Repeat each entry as written, dropping any picture you find.

■ **GIVEN INFORMATION**:
***

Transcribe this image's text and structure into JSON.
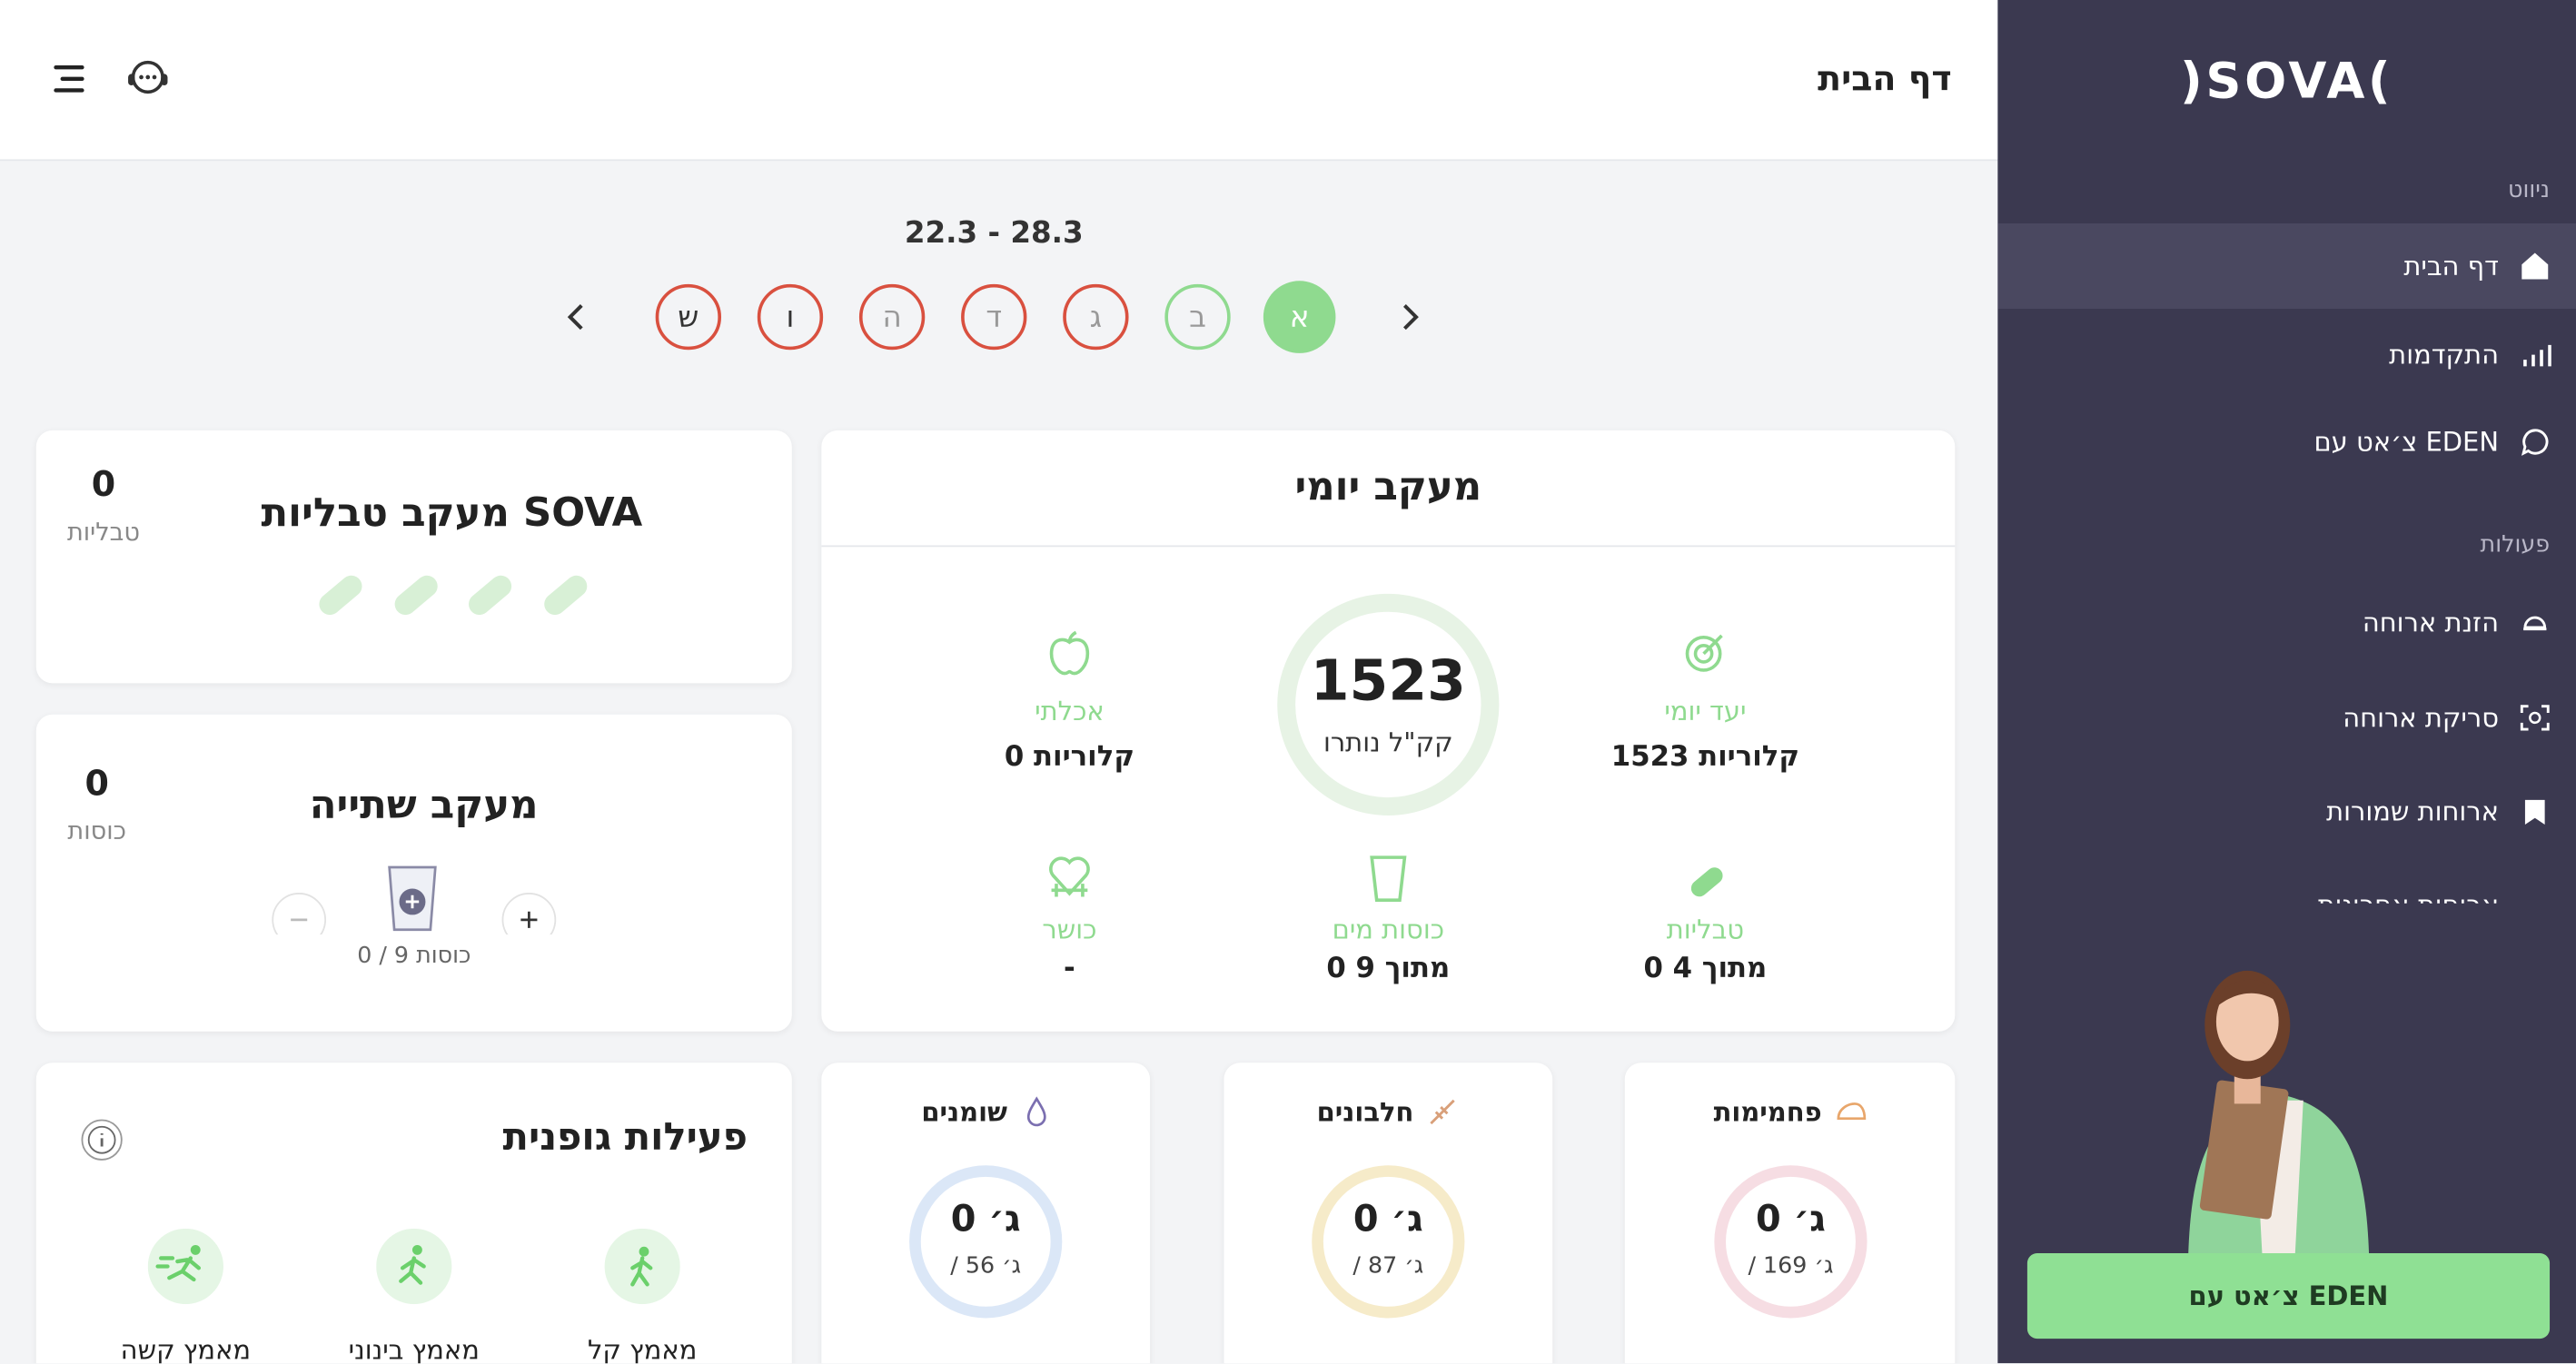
{
  "header": {
    "title": "דף הבית"
  },
  "sidebar": {
    "logo": ")SOVA(",
    "nav_heading": "ניווט",
    "nav": [
      "דף הבית",
      "התקדמות",
      "צ׳אט עם EDEN"
    ],
    "actions_heading": "פעולות",
    "actions": [
      "הזנת ארוחה",
      "סריקת ארוחה",
      "ארוחות שמורות",
      "ארוחות אחרונות"
    ],
    "chat_button": "צ׳אט עם EDEN"
  },
  "week": {
    "range": "22.3 - 28.3",
    "days": [
      "א",
      "ב",
      "ג",
      "ד",
      "ה",
      "ו",
      "ש"
    ]
  },
  "daily": {
    "title": "מעקב יומי",
    "remaining": 1523,
    "remaining_label": "קק\"ל נותרו",
    "goal_label": "יעד יומי",
    "goal_value": "1523 קלוריות",
    "eaten_label": "אכלתי",
    "eaten_value": "0 קלוריות",
    "pills_label": "טבליות",
    "pills_value": "0 מתוך 4",
    "water_label": "כוסות מים",
    "water_value": "0 מתוך 9",
    "fitness_label": "כושר",
    "fitness_value": "-"
  },
  "pills": {
    "title": "מעקב טבליות SOVA",
    "count": 0,
    "unit": "טבליות"
  },
  "drinks": {
    "title": "מעקב שתייה",
    "count": 0,
    "unit": "כוסות",
    "progress": "0 / 9 כוסות"
  },
  "activity": {
    "title": "פעילות גופנית",
    "levels": [
      "מאמץ קל",
      "מאמץ בינוני",
      "מאמץ קשה"
    ]
  },
  "macros": [
    {
      "name": "פחמימות",
      "value": "0 ג׳",
      "target": "/ 169 ג׳"
    },
    {
      "name": "חלבונים",
      "value": "0 ג׳",
      "target": "/ 87 ג׳"
    },
    {
      "name": "שומנים",
      "value": "0 ג׳",
      "target": "/ 56 ג׳"
    }
  ]
}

***

■ **THE OUTPUT**:
Transcribe this image's text and structure into JSON.
{
  "header": {
    "title": "דף הבית"
  },
  "sidebar": {
    "logo": ")SOVA(",
    "nav_heading": "ניווט",
    "nav": [
      "דף הבית",
      "התקדמות",
      "צ׳אט עם EDEN"
    ],
    "actions_heading": "פעולות",
    "actions": [
      "הזנת ארוחה",
      "סריקת ארוחה",
      "ארוחות שמורות",
      "ארוחות אחרונות"
    ],
    "chat_button": "צ׳אט עם EDEN"
  },
  "week": {
    "range": "22.3 - 28.3",
    "days": [
      "א",
      "ב",
      "ג",
      "ד",
      "ה",
      "ו",
      "ש"
    ]
  },
  "daily": {
    "title": "מעקב יומי",
    "remaining": 1523,
    "remaining_label": "קק\"ל נותרו",
    "goal_label": "יעד יומי",
    "goal_value": "1523 קלוריות",
    "eaten_label": "אכלתי",
    "eaten_value": "0 קלוריות",
    "pills_label": "טבליות",
    "pills_value": "0 מתוך 4",
    "water_label": "כוסות מים",
    "water_value": "0 מתוך 9",
    "fitness_label": "כושר",
    "fitness_value": "-"
  },
  "pills": {
    "title": "מעקב טבליות SOVA",
    "count": 0,
    "unit": "טבליות"
  },
  "drinks": {
    "title": "מעקב שתייה",
    "count": 0,
    "unit": "כוסות",
    "progress": "0 / 9 כוסות"
  },
  "activity": {
    "title": "פעילות גופנית",
    "levels": [
      "מאמץ קל",
      "מאמץ בינוני",
      "מאמץ קשה"
    ]
  },
  "macros": [
    {
      "name": "פחמימות",
      "value": "0 ג׳",
      "target": "/ 169 ג׳"
    },
    {
      "name": "חלבונים",
      "value": "0 ג׳",
      "target": "/ 87 ג׳"
    },
    {
      "name": "שומנים",
      "value": "0 ג׳",
      "target": "/ 56 ג׳"
    }
  ]
}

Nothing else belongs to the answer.